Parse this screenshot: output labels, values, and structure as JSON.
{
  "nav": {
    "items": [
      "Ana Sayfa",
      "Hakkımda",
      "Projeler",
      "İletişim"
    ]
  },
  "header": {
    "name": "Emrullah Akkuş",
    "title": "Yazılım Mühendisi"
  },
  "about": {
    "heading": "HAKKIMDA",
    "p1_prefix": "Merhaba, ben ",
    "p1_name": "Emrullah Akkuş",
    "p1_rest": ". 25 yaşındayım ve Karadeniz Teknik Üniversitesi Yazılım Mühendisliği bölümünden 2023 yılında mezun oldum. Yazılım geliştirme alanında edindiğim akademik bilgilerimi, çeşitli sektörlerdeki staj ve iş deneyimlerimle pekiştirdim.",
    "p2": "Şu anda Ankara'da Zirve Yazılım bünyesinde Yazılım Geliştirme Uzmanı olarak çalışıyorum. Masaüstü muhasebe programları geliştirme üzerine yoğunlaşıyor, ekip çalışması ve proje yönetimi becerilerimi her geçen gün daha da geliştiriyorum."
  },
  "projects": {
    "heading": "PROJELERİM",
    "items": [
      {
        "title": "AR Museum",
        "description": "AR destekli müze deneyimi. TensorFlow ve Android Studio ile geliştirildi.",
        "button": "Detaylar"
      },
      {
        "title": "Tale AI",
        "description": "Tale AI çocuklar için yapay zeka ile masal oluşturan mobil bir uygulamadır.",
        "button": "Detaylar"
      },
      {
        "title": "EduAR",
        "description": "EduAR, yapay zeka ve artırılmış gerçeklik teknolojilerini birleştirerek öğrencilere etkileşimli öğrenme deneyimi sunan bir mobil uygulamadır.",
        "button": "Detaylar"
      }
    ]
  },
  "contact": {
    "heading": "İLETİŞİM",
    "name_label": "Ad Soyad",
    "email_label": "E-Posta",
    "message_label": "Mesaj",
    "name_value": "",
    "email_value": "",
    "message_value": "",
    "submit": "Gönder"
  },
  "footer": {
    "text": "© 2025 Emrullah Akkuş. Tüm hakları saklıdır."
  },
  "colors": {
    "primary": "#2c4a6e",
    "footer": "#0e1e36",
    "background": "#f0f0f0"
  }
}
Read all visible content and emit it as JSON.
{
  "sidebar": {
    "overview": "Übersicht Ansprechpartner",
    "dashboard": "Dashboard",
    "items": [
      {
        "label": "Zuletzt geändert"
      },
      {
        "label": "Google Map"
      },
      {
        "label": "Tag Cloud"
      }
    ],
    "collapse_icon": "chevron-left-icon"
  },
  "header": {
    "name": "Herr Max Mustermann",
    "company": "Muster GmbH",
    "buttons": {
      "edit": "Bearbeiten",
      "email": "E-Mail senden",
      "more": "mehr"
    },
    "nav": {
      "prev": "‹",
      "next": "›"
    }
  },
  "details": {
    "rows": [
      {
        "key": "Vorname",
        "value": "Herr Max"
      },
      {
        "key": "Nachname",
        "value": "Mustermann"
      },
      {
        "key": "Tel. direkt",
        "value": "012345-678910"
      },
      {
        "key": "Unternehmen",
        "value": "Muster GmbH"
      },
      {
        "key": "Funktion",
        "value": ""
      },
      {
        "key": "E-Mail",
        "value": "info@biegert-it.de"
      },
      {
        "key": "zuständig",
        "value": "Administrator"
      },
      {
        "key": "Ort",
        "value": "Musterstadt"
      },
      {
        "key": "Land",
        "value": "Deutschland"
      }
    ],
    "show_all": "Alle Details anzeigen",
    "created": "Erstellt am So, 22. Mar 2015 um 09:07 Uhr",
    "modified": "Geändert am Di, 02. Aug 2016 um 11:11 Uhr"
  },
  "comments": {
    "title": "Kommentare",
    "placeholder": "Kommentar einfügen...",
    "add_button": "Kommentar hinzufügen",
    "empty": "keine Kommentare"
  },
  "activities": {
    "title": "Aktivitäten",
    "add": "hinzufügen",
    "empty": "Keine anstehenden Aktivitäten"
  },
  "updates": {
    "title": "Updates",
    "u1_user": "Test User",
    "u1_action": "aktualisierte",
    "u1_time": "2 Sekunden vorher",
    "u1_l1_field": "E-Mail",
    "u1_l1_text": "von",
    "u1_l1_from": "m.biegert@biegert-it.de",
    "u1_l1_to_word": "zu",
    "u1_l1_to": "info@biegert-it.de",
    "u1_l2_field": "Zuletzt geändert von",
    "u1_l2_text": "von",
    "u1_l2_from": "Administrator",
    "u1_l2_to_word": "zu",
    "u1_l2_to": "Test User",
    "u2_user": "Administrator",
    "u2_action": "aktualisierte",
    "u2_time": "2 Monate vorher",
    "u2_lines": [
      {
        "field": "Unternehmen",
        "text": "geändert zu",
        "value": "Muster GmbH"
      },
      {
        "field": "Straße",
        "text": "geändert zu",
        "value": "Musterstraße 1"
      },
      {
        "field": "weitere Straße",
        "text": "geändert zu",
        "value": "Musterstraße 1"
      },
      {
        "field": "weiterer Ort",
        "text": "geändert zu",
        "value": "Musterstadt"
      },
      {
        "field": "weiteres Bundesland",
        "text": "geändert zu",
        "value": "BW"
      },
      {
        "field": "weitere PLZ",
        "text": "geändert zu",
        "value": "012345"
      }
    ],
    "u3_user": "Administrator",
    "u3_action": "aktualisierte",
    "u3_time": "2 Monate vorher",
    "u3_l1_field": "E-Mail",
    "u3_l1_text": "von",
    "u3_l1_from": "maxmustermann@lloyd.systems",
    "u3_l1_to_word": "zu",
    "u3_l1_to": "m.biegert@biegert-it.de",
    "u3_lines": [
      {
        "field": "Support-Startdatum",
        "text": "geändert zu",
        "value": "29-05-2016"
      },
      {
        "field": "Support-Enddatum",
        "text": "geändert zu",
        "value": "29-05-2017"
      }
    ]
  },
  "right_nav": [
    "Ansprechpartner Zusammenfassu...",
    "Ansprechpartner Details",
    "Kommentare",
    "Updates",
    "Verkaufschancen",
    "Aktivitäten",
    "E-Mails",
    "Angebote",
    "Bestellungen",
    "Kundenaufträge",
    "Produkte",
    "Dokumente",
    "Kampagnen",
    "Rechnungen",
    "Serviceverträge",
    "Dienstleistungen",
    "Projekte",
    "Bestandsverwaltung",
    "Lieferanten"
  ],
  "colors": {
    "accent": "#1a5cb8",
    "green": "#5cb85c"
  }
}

- - -

AIM: Copy every line of the material, please, keeping it exactly the same.

REPLY TO THE EXERCISE:
Parse this screenshot: output labels, values, and structure as JSON.
{
  "nav": {
    "items": [
      "Ana Sayfa",
      "Hakkımda",
      "Projeler",
      "İletişim"
    ]
  },
  "header": {
    "name": "Emrullah Akkuş",
    "title": "Yazılım Mühendisi"
  },
  "about": {
    "heading": "HAKKIMDA",
    "p1_prefix": "Merhaba, ben ",
    "p1_name": "Emrullah Akkuş",
    "p1_rest": ". 25 yaşındayım ve Karadeniz Teknik Üniversitesi Yazılım Mühendisliği bölümünden 2023 yılında mezun oldum. Yazılım geliştirme alanında edindiğim akademik bilgilerimi, çeşitli sektörlerdeki staj ve iş deneyimlerimle pekiştirdim.",
    "p2": "Şu anda Ankara'da Zirve Yazılım bünyesinde Yazılım Geliştirme Uzmanı olarak çalışıyorum. Masaüstü muhasebe programları geliştirme üzerine yoğunlaşıyor, ekip çalışması ve proje yönetimi becerilerimi her geçen gün daha da geliştiriyorum."
  },
  "projects": {
    "heading": "PROJELERİM",
    "items": [
      {
        "title": "AR Museum",
        "description": "AR destekli müze deneyimi. TensorFlow ve Android Studio ile geliştirildi.",
        "button": "Detaylar"
      },
      {
        "title": "Tale AI",
        "description": "Tale AI çocuklar için yapay zeka ile masal oluşturan mobil bir uygulamadır.",
        "button": "Detaylar"
      },
      {
        "title": "EduAR",
        "description": "EduAR, yapay zeka ve artırılmış gerçeklik teknolojilerini birleştirerek öğrencilere etkileşimli öğrenme deneyimi sunan bir mobil uygulamadır.",
        "button": "Detaylar"
      }
    ]
  },
  "contact": {
    "heading": "İLETİŞİM",
    "name_label": "Ad Soyad",
    "email_label": "E-Posta",
    "message_label": "Mesaj",
    "name_value": "",
    "email_value": "",
    "message_value": "",
    "submit": "Gönder"
  },
  "footer": {
    "text": "© 2025 Emrullah Akkuş. Tüm hakları saklıdır."
  },
  "colors": {
    "primary": "#2c4a6e",
    "footer": "#0e1e36",
    "background": "#f0f0f0"
  }
}
Read all visible content and emit it as JSON.
{
  "sidebar": {
    "overview": "Übersicht Ansprechpartner",
    "dashboard": "Dashboard",
    "items": [
      {
        "label": "Zuletzt geändert"
      },
      {
        "label": "Google Map"
      },
      {
        "label": "Tag Cloud"
      }
    ],
    "collapse_icon": "chevron-left-icon"
  },
  "header": {
    "name": "Herr Max Mustermann",
    "company": "Muster GmbH",
    "buttons": {
      "edit": "Bearbeiten",
      "email": "E-Mail senden",
      "more": "mehr"
    },
    "nav": {
      "prev": "‹",
      "next": "›"
    }
  },
  "details": {
    "rows": [
      {
        "key": "Vorname",
        "value": "Herr Max"
      },
      {
        "key": "Nachname",
        "value": "Mustermann"
      },
      {
        "key": "Tel. direkt",
        "value": "012345-678910"
      },
      {
        "key": "Unternehmen",
        "value": "Muster GmbH"
      },
      {
        "key": "Funktion",
        "value": ""
      },
      {
        "key": "E-Mail",
        "value": "info@biegert-it.de"
      },
      {
        "key": "zuständig",
        "value": "Administrator"
      },
      {
        "key": "Ort",
        "value": "Musterstadt"
      },
      {
        "key": "Land",
        "value": "Deutschland"
      }
    ],
    "show_all": "Alle Details anzeigen",
    "created": "Erstellt am So, 22. Mar 2015 um 09:07 Uhr",
    "modified": "Geändert am Di, 02. Aug 2016 um 11:11 Uhr"
  },
  "comments": {
    "title": "Kommentare",
    "placeholder": "Kommentar einfügen...",
    "add_button": "Kommentar hinzufügen",
    "empty": "keine Kommentare"
  },
  "activities": {
    "title": "Aktivitäten",
    "add": "hinzufügen",
    "empty": "Keine anstehenden Aktivitäten"
  },
  "updates": {
    "title": "Updates",
    "u1_user": "Test User",
    "u1_action": "aktualisierte",
    "u1_time": "2 Sekunden vorher",
    "u1_l1_field": "E-Mail",
    "u1_l1_text": "von",
    "u1_l1_from": "m.biegert@biegert-it.de",
    "u1_l1_to_word": "zu",
    "u1_l1_to": "info@biegert-it.de",
    "u1_l2_field": "Zuletzt geändert von",
    "u1_l2_text": "von",
    "u1_l2_from": "Administrator",
    "u1_l2_to_word": "zu",
    "u1_l2_to": "Test User",
    "u2_user": "Administrator",
    "u2_action": "aktualisierte",
    "u2_time": "2 Monate vorher",
    "u2_lines": [
      {
        "field": "Unternehmen",
        "text": "geändert zu",
        "value": "Muster GmbH"
      },
      {
        "field": "Straße",
        "text": "geändert zu",
        "value": "Musterstraße 1"
      },
      {
        "field": "weitere Straße",
        "text": "geändert zu",
        "value": "Musterstraße 1"
      },
      {
        "field": "weiterer Ort",
        "text": "geändert zu",
        "value": "Musterstadt"
      },
      {
        "field": "weiteres Bundesland",
        "text": "geändert zu",
        "value": "BW"
      },
      {
        "field": "weitere PLZ",
        "text": "geändert zu",
        "value": "012345"
      }
    ],
    "u3_user": "Administrator",
    "u3_action": "aktualisierte",
    "u3_time": "2 Monate vorher",
    "u3_l1_field": "E-Mail",
    "u3_l1_text": "von",
    "u3_l1_from": "maxmustermann@lloyd.systems",
    "u3_l1_to_word": "zu",
    "u3_l1_to": "m.biegert@biegert-it.de",
    "u3_lines": [
      {
        "field": "Support-Startdatum",
        "text": "geändert zu",
        "value": "29-05-2016"
      },
      {
        "field": "Support-Enddatum",
        "text": "geändert zu",
        "value": "29-05-2017"
      }
    ]
  },
  "right_nav": [
    "Ansprechpartner Zusammenfassu...",
    "Ansprechpartner Details",
    "Kommentare",
    "Updates",
    "Verkaufschancen",
    "Aktivitäten",
    "E-Mails",
    "Angebote",
    "Bestellungen",
    "Kundenaufträge",
    "Produkte",
    "Dokumente",
    "Kampagnen",
    "Rechnungen",
    "Serviceverträge",
    "Dienstleistungen",
    "Projekte",
    "Bestandsverwaltung",
    "Lieferanten"
  ],
  "colors": {
    "accent": "#1a5cb8",
    "green": "#5cb85c"
  }
}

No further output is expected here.